GIVEN DATA:
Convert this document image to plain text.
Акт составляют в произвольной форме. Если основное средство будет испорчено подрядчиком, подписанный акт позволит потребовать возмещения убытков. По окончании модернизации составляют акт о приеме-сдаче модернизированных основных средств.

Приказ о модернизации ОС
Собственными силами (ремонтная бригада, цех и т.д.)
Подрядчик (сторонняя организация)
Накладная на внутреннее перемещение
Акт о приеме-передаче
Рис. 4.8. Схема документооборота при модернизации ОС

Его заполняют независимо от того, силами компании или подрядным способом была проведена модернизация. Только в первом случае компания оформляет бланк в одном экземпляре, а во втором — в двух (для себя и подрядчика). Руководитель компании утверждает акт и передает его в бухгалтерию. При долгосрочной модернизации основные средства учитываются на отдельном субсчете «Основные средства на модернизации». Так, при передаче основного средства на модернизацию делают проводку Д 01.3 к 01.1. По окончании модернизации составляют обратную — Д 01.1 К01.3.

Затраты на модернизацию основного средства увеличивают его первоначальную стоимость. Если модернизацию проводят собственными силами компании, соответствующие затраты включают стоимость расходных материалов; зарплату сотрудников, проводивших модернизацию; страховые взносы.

GIVEN TASK: Give only the count of lines in the data that include the string "силами".

EXERCISE RESPONSE: 3